begin Selected text

Hatem's son Adi, and another leading Tayy tribesman, Zayd al-Khayr, converted to Islam together with much of their tribes in 629–630, and became companions of the Islamic prophet Muhammad. The Tayy participated in numerous Muslim military campaigns after Muhammad's death, particularly during the Ridda Wars against pagan Arab tribes and the Muslim conquest of Persia. The Al Jadila in northern Syria remained Christians until shortly after the Muslim conquest of their region in 638. The Tayy was split during the First Fitna, with those based in Arabia and Iraq supporting Ali as caliph and those in Syria supporting Mu'awiyah. The latter and his Umayyad kinsmen ultimately triumphed and members of the Tayy participated in the Ummayad conquest of Sindh in the early 8th century. Nonetheless, a branch of the Tayy under Qahtaba ibn Shabib were among the leaders of the Abbasid Revolution which toppled the Umayyads in the mid-8th century. The Tayy fared well under the Abbasid Caliphate produced military officials and renowned poets, such as Buhturi and Abu Tammam.

By the mid-9th century, Abbasid authority had eroded and the Tayy were left dominant in the southern Syrian Desert and Jabal Tayy. Under their Jarrahid chieftains, they established themselves in Palestine during Fatimid rule. As the virtually independent rulers of the area between al-Ramla and Jabal Tayy, they controlled the key routes between Egypt, Syria, Arabia and Iraq. They vacillated between the Fatimids and the Byzantines and then between the Seljuks and Crusaders until the late 12th and early 13th centuries, when the Tayy's various subbranches, chief among them the Al Fadl, were left as the last politically influential Arab tribe in the region extending from Najd northward to Upper Mesopotamia.

end Selected text

→ Work to be completed
Set down everything in the passage on the Tayy tribe from "By the mid-9th" down to "to Upper Mesopotamia.", keeping every word unchanged.

begin Recorded data

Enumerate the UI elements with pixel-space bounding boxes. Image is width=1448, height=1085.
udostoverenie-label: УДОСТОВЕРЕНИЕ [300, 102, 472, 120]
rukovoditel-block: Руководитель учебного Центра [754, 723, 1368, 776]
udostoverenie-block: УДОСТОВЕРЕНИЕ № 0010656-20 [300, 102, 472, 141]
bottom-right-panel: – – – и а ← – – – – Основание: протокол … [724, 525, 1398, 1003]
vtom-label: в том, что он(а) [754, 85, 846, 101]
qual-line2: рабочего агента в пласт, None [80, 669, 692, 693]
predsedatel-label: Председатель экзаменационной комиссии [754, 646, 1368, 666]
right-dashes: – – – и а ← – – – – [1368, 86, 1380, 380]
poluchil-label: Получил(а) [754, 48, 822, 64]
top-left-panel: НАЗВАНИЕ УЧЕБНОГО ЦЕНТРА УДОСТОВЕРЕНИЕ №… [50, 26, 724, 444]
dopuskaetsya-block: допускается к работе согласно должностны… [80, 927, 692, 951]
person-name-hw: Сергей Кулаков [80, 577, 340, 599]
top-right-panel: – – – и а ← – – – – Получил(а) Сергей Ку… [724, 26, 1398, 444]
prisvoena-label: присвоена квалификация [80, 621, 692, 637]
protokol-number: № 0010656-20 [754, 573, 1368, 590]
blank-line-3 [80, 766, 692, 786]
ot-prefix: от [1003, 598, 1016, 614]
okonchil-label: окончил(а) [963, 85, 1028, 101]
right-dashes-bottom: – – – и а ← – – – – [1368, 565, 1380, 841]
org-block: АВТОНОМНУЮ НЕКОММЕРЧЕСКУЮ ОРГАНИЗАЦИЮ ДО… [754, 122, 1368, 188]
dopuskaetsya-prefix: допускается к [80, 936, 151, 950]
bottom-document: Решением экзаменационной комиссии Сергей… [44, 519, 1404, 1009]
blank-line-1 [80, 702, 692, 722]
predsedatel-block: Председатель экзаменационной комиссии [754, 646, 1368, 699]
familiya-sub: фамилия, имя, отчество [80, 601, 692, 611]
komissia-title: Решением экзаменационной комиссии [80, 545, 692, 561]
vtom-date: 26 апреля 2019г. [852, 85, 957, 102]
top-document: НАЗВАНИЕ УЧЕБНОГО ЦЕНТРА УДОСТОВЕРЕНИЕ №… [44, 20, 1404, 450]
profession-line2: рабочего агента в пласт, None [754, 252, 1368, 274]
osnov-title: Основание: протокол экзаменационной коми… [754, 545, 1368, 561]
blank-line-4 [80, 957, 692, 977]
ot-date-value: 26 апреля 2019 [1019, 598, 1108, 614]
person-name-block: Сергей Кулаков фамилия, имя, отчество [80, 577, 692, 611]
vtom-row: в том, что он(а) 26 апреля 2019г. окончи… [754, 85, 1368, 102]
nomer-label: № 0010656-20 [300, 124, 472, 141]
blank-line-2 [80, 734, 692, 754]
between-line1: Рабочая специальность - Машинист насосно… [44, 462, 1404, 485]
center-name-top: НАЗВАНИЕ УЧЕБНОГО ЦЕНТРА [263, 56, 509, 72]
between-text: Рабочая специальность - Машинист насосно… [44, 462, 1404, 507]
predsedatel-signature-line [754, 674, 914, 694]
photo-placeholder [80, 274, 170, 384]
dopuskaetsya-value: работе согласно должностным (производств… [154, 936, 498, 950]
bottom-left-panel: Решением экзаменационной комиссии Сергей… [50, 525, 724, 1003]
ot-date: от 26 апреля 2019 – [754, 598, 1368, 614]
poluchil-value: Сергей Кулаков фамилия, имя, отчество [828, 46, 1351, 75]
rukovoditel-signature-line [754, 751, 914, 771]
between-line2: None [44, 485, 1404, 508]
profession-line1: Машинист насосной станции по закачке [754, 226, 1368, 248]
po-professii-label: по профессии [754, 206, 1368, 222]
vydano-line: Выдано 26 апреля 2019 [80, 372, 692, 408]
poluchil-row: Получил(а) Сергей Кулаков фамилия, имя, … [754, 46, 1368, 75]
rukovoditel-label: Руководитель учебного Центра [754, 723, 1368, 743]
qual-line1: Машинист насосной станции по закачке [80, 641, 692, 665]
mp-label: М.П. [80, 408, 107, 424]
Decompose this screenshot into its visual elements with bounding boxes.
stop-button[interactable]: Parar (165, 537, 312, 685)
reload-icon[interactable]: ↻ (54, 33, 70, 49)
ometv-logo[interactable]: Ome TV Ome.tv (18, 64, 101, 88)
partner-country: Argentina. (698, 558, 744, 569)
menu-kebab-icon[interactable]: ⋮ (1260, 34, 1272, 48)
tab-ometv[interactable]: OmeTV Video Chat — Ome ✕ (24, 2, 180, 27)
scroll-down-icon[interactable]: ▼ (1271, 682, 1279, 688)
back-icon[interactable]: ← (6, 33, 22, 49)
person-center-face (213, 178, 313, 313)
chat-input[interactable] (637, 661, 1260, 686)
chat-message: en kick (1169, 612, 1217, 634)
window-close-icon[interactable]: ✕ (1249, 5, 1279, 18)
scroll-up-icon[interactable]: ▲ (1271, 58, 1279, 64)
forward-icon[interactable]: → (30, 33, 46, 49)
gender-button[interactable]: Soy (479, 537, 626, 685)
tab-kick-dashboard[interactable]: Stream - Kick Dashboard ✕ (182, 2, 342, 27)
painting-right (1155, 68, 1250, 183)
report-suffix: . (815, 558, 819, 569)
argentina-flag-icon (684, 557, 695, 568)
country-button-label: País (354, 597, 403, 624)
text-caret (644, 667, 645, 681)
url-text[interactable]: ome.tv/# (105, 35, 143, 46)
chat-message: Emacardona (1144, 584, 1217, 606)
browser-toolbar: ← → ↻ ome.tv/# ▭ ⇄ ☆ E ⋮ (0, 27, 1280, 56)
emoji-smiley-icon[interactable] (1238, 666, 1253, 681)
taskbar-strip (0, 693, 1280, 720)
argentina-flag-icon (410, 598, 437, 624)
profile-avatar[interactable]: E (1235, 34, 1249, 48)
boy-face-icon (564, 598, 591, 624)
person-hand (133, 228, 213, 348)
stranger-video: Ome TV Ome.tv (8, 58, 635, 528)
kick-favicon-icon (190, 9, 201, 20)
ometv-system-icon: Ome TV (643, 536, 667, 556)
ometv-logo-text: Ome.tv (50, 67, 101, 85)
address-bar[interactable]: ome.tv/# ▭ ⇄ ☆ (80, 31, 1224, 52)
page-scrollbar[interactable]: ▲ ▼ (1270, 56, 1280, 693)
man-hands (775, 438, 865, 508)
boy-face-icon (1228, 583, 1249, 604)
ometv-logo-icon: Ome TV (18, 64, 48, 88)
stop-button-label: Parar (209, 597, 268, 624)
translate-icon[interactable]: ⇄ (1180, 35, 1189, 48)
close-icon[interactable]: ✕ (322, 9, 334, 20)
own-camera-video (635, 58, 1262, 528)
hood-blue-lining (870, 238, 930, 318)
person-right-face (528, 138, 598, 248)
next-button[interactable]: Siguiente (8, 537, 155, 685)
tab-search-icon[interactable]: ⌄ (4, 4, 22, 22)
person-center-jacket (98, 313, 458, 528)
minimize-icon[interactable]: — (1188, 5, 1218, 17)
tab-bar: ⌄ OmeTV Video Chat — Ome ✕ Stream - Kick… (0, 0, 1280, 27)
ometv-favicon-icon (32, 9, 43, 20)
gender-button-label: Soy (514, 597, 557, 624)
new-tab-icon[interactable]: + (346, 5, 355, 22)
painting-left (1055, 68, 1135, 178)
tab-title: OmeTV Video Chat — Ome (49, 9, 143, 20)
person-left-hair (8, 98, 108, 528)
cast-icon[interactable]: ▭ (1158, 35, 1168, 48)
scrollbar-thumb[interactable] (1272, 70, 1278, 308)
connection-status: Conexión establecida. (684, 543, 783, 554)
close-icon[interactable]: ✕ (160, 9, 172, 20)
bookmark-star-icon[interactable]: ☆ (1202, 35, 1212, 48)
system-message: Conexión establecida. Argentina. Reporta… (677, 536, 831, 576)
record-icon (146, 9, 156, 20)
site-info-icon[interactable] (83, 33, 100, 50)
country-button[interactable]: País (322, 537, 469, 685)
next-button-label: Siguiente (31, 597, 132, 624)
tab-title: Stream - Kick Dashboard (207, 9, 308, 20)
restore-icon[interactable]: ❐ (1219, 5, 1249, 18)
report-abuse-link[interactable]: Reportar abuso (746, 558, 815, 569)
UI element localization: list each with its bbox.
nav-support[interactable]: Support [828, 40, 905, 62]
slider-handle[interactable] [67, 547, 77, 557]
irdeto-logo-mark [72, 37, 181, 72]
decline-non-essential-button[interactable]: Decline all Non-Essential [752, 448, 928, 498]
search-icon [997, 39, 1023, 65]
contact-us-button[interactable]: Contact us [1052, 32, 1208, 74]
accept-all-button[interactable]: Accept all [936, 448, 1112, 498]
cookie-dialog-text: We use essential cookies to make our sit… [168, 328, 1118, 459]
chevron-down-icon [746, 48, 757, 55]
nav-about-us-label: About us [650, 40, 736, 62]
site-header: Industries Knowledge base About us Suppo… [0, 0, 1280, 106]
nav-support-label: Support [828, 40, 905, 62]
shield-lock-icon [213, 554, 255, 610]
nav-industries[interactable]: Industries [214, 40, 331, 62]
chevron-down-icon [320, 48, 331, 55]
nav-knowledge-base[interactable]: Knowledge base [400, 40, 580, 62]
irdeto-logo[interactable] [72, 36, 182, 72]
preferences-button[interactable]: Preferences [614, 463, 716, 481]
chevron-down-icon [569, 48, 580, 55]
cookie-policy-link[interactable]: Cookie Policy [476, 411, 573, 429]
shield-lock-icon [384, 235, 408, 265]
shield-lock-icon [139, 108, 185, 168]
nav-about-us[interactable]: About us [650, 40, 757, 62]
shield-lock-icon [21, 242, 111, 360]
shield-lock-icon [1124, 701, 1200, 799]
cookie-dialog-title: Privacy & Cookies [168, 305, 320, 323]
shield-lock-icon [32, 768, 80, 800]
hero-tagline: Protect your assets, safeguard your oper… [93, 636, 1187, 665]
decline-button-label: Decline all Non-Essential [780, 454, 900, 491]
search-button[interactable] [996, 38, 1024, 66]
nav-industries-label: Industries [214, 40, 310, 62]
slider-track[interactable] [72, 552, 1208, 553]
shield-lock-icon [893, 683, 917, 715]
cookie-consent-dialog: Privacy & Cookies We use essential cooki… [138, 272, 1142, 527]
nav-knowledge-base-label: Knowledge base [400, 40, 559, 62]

end Recorded data

→ Final answer
By the mid-9th century, Abbasid authority had eroded and the Tayy were left dominant in the southern Syrian Desert and Jabal Tayy. Under their Jarrahid chieftains, they established themselves in Palestine during Fatimid rule. As the virtually independent rulers of the area between al-Ramla and Jabal Tayy, they controlled the key routes between Egypt, Syria, Arabia and Iraq. They vacillated between the Fatimids and the Byzantines and then between the Seljuks and Crusaders until the late 12th and early 13th centuries, when the Tayy's various subbranches, chief among them the Al Fadl, were left as the last politically influential Arab tribe in the region extending from Najd northward to Upper Mesopotamia.